DATA PROVIDED:
* * *
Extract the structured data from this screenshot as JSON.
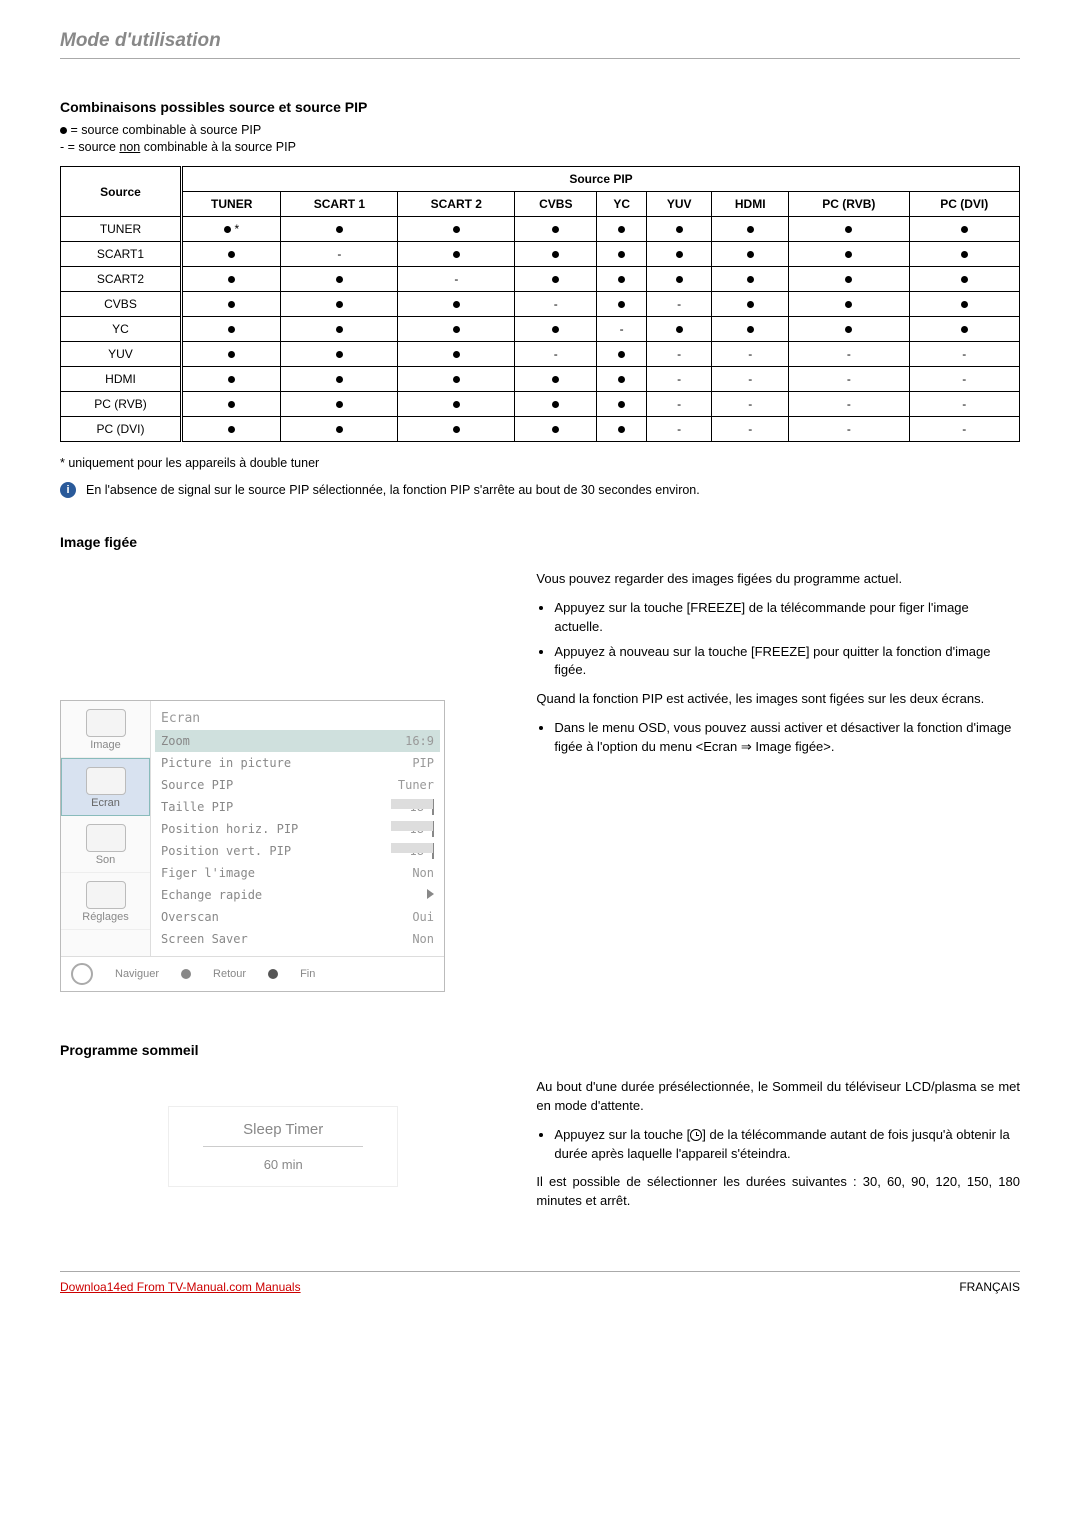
{
  "header": {
    "title": "Mode d'utilisation"
  },
  "section_combi": {
    "title": "Combinaisons possibles source et source PIP",
    "legend1_prefix": "●",
    "legend1": "= source combinable à source PIP",
    "legend2_prefix": "-  = source ",
    "legend2_underlined": "non",
    "legend2_suffix": " combinable à la source PIP"
  },
  "table": {
    "source_label": "Source",
    "pip_label": "Source PIP",
    "columns": [
      "TUNER",
      "SCART 1",
      "SCART 2",
      "CVBS",
      "YC",
      "YUV",
      "HDMI",
      "PC (RVB)",
      "PC (DVI)"
    ],
    "rows": [
      {
        "name": "TUNER",
        "cells": [
          "●*",
          "●",
          "●",
          "●",
          "●",
          "●",
          "●",
          "●",
          "●"
        ]
      },
      {
        "name": "SCART1",
        "cells": [
          "●",
          "-",
          "●",
          "●",
          "●",
          "●",
          "●",
          "●",
          "●"
        ]
      },
      {
        "name": "SCART2",
        "cells": [
          "●",
          "●",
          "-",
          "●",
          "●",
          "●",
          "●",
          "●",
          "●"
        ]
      },
      {
        "name": "CVBS",
        "cells": [
          "●",
          "●",
          "●",
          "-",
          "●",
          "-",
          "●",
          "●",
          "●"
        ]
      },
      {
        "name": "YC",
        "cells": [
          "●",
          "●",
          "●",
          "●",
          "-",
          "●",
          "●",
          "●",
          "●"
        ]
      },
      {
        "name": "YUV",
        "cells": [
          "●",
          "●",
          "●",
          "-",
          "●",
          "-",
          "-",
          "-",
          "-"
        ]
      },
      {
        "name": "HDMI",
        "cells": [
          "●",
          "●",
          "●",
          "●",
          "●",
          "-",
          "-",
          "-",
          "-"
        ]
      },
      {
        "name": "PC (RVB)",
        "cells": [
          "●",
          "●",
          "●",
          "●",
          "●",
          "-",
          "-",
          "-",
          "-"
        ]
      },
      {
        "name": "PC (DVI)",
        "cells": [
          "●",
          "●",
          "●",
          "●",
          "●",
          "-",
          "-",
          "-",
          "-"
        ]
      }
    ]
  },
  "footnote": "* uniquement pour les appareils à double tuner",
  "info_note": "En l'absence de signal sur le source PIP sélectionnée, la fonction PIP s'arrête au bout de 30 secondes environ.",
  "section_figee": {
    "title": "Image figée",
    "para1": "Vous pouvez regarder des images figées du programme actuel.",
    "b1": "Appuyez sur la touche [FREEZE] de la télécommande pour figer l'image actuelle.",
    "b2": "Appuyez à nouveau sur la touche [FREEZE] pour quitter la fonction d'image figée.",
    "para2": "Quand la fonction PIP est activée, les images sont figées sur les deux écrans.",
    "b3a": "Dans le menu OSD, vous pouvez aussi activer et désactiver la fonction d'image figée à l'option du menu <Ecran ",
    "b3arrow": "⇒",
    "b3b": " Image figée>."
  },
  "osd": {
    "title": "Ecran",
    "tabs": [
      "Image",
      "Ecran",
      "Son",
      "Réglages"
    ],
    "active_tab_index": 1,
    "rows": [
      {
        "label": "Zoom",
        "value": "16:9",
        "highlight": true
      },
      {
        "label": "Picture in picture",
        "value": "PIP"
      },
      {
        "label": "Source PIP",
        "value": "Tuner"
      },
      {
        "label": "Taille PIP",
        "num": "18",
        "slider": true
      },
      {
        "label": "Position horiz. PIP",
        "num": "18",
        "slider": true
      },
      {
        "label": "Position vert. PIP",
        "num": "18",
        "slider": true
      },
      {
        "label": "Figer l'image",
        "value": "Non"
      },
      {
        "label": "Echange rapide",
        "value": "▷"
      },
      {
        "label": "Overscan",
        "value": "Oui"
      },
      {
        "label": "Screen Saver",
        "value": "Non"
      }
    ],
    "footer": {
      "nav": "Naviguer",
      "back": "Retour",
      "end": "Fin"
    }
  },
  "section_sommeil": {
    "title": "Programme sommeil",
    "box_title": "Sleep Timer",
    "box_value": "60 min",
    "para1": "Au bout d'une durée présélectionnée, le Sommeil du téléviseur LCD/plasma se met en mode d'attente.",
    "b1a": "Appuyez sur la touche [",
    "b1b": "] de la télécommande autant de fois jusqu'à obtenir la durée après laquelle l'appareil s'éteindra.",
    "para2": "Il est possible de sélectionner les durées suivantes : 30, 60, 90, 120, 150, 180 minutes et arrêt."
  },
  "footer": {
    "left_a": "Downlo",
    "left_mid": "14",
    "left_b": "ed From TV-Manual.com Manuals",
    "right": "FRANÇAIS"
  }
}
* * *
PROBLEM: Within the entries above, work out how many lines contain the word "name". The number alone is the answer.

SOLUTION TO THIS TASK: 9